Records from a collection of figures

--- Begin ---

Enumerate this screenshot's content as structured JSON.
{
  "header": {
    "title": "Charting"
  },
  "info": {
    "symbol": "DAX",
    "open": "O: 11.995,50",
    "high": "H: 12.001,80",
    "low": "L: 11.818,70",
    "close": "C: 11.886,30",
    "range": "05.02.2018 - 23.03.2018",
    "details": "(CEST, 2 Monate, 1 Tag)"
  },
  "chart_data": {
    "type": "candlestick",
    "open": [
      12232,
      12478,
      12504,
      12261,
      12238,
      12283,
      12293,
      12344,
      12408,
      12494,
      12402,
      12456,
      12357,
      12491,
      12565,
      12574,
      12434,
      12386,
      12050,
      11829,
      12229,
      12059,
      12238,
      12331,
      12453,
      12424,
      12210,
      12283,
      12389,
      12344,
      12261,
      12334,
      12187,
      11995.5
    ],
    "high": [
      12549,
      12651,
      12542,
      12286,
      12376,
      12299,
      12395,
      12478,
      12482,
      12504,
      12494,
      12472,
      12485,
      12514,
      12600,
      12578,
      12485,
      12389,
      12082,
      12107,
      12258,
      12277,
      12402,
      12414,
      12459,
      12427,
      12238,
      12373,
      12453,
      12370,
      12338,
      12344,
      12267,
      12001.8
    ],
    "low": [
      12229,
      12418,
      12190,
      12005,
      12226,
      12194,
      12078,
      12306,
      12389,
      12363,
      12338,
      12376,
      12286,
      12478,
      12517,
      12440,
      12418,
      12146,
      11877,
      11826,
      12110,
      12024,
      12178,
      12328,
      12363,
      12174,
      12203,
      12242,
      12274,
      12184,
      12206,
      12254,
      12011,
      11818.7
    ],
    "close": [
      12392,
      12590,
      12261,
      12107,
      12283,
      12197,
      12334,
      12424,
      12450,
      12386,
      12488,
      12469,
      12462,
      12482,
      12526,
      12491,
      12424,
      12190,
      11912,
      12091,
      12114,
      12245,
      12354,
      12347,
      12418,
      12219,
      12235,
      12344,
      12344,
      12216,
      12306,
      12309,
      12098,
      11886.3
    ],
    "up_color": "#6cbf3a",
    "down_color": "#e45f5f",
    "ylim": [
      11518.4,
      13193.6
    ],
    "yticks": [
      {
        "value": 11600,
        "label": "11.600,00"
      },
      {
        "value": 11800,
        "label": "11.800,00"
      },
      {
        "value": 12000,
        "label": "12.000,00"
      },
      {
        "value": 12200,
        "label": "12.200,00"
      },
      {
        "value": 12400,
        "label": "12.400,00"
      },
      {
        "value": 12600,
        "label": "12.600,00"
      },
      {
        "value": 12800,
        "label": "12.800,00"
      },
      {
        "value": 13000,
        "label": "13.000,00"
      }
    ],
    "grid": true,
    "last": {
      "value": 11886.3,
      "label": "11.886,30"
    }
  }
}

--- End ---

> _CHALLENGE_: Write out the material exactly as given.

> _THE REPLY_:
Enumerate this screenshot's content as structured JSON.
{
  "header": {
    "title": "Charting"
  },
  "info": {
    "symbol": "DAX",
    "open": "O: 11.995,50",
    "high": "H: 12.001,80",
    "low": "L: 11.818,70",
    "close": "C: 11.886,30",
    "range": "05.02.2018 - 23.03.2018",
    "details": "(CEST, 2 Monate, 1 Tag)"
  },
  "chart_data": {
    "type": "candlestick",
    "open": [
      12232,
      12478,
      12504,
      12261,
      12238,
      12283,
      12293,
      12344,
      12408,
      12494,
      12402,
      12456,
      12357,
      12491,
      12565,
      12574,
      12434,
      12386,
      12050,
      11829,
      12229,
      12059,
      12238,
      12331,
      12453,
      12424,
      12210,
      12283,
      12389,
      12344,
      12261,
      12334,
      12187,
      11995.5
    ],
    "high": [
      12549,
      12651,
      12542,
      12286,
      12376,
      12299,
      12395,
      12478,
      12482,
      12504,
      12494,
      12472,
      12485,
      12514,
      12600,
      12578,
      12485,
      12389,
      12082,
      12107,
      12258,
      12277,
      12402,
      12414,
      12459,
      12427,
      12238,
      12373,
      12453,
      12370,
      12338,
      12344,
      12267,
      12001.8
    ],
    "low": [
      12229,
      12418,
      12190,
      12005,
      12226,
      12194,
      12078,
      12306,
      12389,
      12363,
      12338,
      12376,
      12286,
      12478,
      12517,
      12440,
      12418,
      12146,
      11877,
      11826,
      12110,
      12024,
      12178,
      12328,
      12363,
      12174,
      12203,
      12242,
      12274,
      12184,
      12206,
      12254,
      12011,
      11818.7
    ],
    "close": [
      12392,
      12590,
      12261,
      12107,
      12283,
      12197,
      12334,
      12424,
      12450,
      12386,
      12488,
      12469,
      12462,
      12482,
      12526,
      12491,
      12424,
      12190,
      11912,
      12091,
      12114,
      12245,
      12354,
      12347,
      12418,
      12219,
      12235,
      12344,
      12344,
      12216,
      12306,
      12309,
      12098,
      11886.3
    ],
    "up_color": "#6cbf3a",
    "down_color": "#e45f5f",
    "ylim": [
      11518.4,
      13193.6
    ],
    "yticks": [
      {
        "value": 11600,
        "label": "11.600,00"
      },
      {
        "value": 11800,
        "label": "11.800,00"
      },
      {
        "value": 12000,
        "label": "12.000,00"
      },
      {
        "value": 12200,
        "label": "12.200,00"
      },
      {
        "value": 12400,
        "label": "12.400,00"
      },
      {
        "value": 12600,
        "label": "12.600,00"
      },
      {
        "value": 12800,
        "label": "12.800,00"
      },
      {
        "value": 13000,
        "label": "13.000,00"
      }
    ],
    "grid": true,
    "last": {
      "value": 11886.3,
      "label": "11.886,30"
    }
  }
}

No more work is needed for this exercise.